Return each line of the data below exactly, omitting any pictures.
[Begin]
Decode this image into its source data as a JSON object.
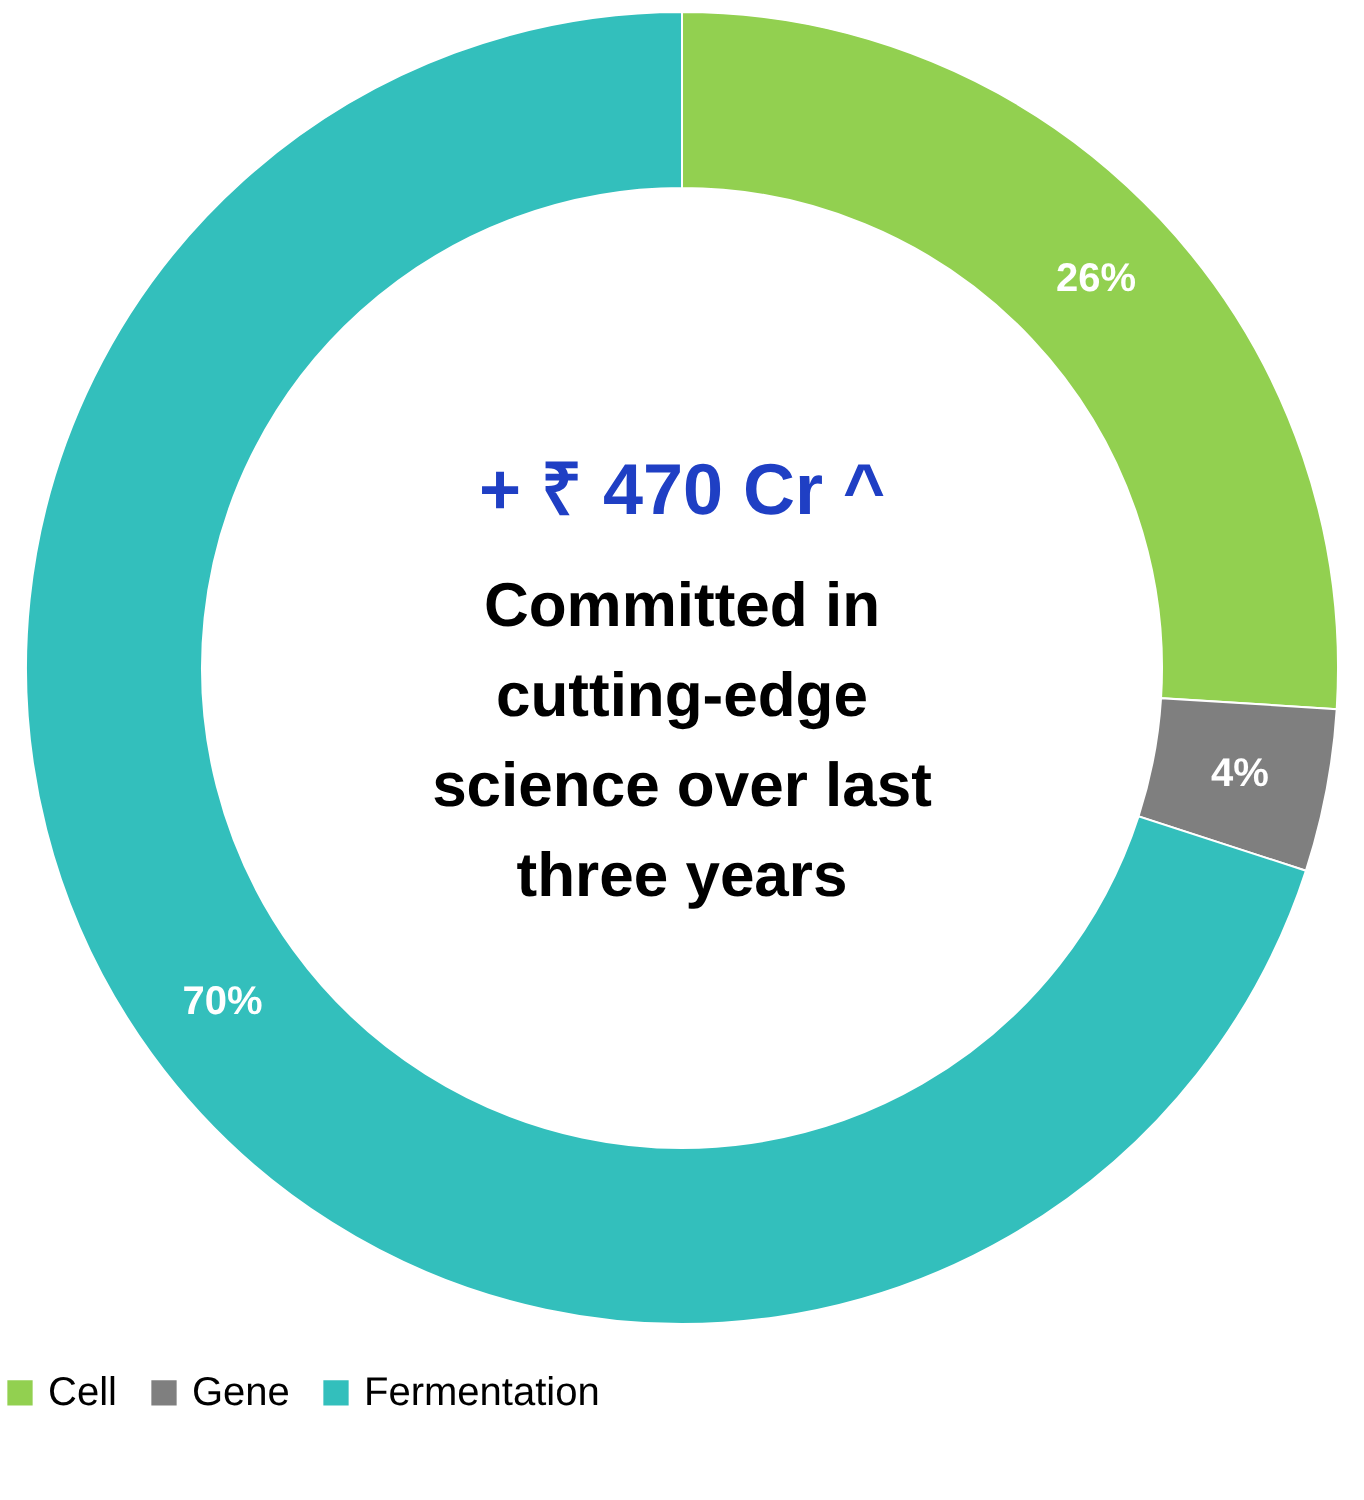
{
  "chart_data": {
    "type": "donut",
    "categories": [
      "Cell",
      "Gene",
      "Fermentation"
    ],
    "values": [
      26,
      4,
      70
    ],
    "colors": [
      "#92d050",
      "#7f7f7f",
      "#33bfbc"
    ],
    "value_labels": [
      "26%",
      "4%",
      "70%"
    ],
    "annotations": [
      "+ ₹ 470 Cr ^",
      "Committed in cutting-edge science over last three years"
    ],
    "legend": "bottom"
  }
}
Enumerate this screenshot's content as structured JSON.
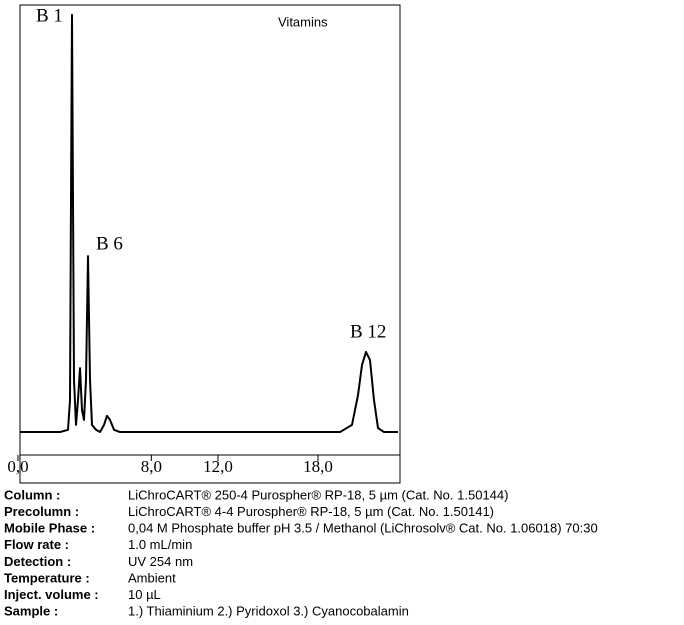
[End]
- **Result of this exercise**
Decode this image into its source data as a JSON object.
{
  "chart_data": {
    "type": "donut",
    "categories": [
      "Cell",
      "Gene",
      "Fermentation"
    ],
    "values": [
      26,
      4,
      70
    ],
    "colors": [
      "#92d050",
      "#7f7f7f",
      "#33bfbc"
    ],
    "value_labels": [
      "26%",
      "4%",
      "70%"
    ],
    "annotations": [
      "+ ₹ 470 Cr ^",
      "Committed in cutting-edge science over last three years"
    ],
    "legend": "bottom"
  }
}
Enumerate this screenshot's content as structured JSON.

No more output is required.